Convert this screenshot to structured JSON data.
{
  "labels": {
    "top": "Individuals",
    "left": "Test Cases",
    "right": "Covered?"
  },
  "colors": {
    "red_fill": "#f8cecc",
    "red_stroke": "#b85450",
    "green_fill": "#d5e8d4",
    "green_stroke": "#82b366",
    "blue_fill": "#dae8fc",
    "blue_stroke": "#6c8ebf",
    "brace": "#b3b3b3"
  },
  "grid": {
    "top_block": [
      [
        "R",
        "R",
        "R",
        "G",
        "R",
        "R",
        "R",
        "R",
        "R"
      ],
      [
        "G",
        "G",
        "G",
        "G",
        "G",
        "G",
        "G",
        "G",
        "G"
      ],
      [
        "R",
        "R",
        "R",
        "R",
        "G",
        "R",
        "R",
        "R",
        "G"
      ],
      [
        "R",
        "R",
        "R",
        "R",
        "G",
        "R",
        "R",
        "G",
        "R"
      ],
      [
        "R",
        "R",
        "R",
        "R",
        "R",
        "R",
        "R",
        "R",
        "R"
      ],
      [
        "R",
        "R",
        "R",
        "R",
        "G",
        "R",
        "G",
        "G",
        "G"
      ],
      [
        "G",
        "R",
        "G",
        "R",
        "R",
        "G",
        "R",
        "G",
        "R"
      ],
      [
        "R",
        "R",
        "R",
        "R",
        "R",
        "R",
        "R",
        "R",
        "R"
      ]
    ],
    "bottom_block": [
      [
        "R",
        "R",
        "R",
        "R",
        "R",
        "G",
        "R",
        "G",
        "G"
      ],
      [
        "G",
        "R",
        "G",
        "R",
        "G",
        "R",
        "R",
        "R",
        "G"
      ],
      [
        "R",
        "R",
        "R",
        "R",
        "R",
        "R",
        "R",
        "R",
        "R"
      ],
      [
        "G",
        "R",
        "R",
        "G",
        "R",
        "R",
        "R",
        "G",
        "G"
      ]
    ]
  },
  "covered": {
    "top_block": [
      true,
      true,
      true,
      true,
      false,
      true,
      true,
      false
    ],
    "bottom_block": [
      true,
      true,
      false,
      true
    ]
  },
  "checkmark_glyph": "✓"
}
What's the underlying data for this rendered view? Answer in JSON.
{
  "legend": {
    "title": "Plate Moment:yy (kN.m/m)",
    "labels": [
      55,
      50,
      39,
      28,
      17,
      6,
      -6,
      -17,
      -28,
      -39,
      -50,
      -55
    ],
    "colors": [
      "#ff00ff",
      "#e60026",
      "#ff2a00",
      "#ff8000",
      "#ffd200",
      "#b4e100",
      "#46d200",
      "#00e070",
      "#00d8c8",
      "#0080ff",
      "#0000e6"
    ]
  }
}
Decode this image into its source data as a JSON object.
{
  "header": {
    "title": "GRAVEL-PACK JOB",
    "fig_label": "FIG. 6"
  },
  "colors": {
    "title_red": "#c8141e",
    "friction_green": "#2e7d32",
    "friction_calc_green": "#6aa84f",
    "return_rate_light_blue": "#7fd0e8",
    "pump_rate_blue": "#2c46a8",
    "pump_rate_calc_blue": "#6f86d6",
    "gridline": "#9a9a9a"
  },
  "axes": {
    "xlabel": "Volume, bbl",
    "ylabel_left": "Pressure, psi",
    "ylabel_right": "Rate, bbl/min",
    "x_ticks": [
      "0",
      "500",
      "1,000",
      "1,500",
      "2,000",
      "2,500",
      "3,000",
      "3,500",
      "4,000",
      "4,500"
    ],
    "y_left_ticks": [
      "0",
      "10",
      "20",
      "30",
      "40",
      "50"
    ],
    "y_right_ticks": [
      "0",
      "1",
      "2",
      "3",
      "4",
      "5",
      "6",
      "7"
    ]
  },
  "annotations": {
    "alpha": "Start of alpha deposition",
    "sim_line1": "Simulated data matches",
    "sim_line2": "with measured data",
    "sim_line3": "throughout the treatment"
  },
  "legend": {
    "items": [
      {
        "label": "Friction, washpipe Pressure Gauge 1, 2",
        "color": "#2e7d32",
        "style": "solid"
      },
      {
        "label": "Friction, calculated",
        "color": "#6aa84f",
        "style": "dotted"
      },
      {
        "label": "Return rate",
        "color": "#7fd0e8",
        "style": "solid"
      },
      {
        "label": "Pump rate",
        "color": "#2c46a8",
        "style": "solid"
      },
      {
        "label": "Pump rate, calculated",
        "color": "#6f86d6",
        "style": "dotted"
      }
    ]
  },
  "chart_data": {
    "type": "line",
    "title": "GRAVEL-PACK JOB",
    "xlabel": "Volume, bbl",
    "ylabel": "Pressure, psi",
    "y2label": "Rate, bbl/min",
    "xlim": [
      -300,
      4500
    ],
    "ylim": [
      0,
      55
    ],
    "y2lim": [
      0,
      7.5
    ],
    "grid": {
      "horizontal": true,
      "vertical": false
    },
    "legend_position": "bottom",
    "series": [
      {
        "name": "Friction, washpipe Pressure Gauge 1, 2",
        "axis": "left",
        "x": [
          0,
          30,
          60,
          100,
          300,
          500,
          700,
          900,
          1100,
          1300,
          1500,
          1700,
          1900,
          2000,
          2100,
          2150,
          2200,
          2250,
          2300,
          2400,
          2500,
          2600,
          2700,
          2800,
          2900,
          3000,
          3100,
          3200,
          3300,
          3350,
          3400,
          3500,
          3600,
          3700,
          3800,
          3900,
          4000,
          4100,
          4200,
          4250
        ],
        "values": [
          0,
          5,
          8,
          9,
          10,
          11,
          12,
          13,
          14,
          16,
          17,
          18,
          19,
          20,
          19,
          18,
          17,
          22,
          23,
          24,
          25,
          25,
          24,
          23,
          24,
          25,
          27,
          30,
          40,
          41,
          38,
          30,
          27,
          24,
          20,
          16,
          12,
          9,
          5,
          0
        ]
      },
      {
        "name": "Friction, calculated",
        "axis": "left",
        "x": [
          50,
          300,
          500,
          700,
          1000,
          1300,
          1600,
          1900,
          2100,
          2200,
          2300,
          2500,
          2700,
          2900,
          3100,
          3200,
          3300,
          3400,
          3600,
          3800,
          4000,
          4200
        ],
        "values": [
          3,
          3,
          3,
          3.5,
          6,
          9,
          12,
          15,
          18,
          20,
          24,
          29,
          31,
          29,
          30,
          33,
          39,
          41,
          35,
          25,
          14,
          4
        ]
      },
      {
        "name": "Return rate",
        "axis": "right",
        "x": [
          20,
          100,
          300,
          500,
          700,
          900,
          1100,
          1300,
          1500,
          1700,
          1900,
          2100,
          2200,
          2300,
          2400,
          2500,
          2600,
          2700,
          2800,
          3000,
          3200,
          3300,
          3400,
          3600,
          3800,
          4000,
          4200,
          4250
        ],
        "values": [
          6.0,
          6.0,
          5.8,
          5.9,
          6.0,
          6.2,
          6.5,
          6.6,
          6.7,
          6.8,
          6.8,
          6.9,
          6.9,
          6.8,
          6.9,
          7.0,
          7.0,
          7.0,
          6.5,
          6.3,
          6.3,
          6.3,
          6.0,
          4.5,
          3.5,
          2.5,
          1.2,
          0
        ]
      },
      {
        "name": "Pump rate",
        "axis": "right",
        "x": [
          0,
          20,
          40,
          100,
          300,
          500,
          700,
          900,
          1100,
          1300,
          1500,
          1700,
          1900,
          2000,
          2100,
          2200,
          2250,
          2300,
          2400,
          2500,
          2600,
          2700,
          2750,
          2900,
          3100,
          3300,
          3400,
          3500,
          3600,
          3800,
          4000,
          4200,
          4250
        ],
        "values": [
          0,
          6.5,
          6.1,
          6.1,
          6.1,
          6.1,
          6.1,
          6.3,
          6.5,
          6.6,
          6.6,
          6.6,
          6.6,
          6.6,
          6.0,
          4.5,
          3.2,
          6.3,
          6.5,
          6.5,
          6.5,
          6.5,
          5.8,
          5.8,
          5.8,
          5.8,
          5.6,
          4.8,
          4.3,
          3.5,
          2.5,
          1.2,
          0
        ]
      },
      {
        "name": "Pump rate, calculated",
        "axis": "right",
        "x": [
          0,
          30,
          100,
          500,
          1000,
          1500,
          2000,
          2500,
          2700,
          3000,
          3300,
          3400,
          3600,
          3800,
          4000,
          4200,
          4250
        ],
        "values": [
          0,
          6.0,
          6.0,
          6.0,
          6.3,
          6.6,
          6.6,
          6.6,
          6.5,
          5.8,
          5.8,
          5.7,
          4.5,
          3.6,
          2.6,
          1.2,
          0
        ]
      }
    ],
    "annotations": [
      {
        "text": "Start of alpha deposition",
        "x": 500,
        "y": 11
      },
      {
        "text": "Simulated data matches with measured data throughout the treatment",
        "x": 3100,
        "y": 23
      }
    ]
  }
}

.....

The exercise ▸ Check every line of the data, and copy the ones that contain "calculated".

The reply ▸
        "label": "Friction, calculated",
        "label": "Pump rate, calculated",
        "name": "Friction, calculated",
        "name": "Pump rate, calculated",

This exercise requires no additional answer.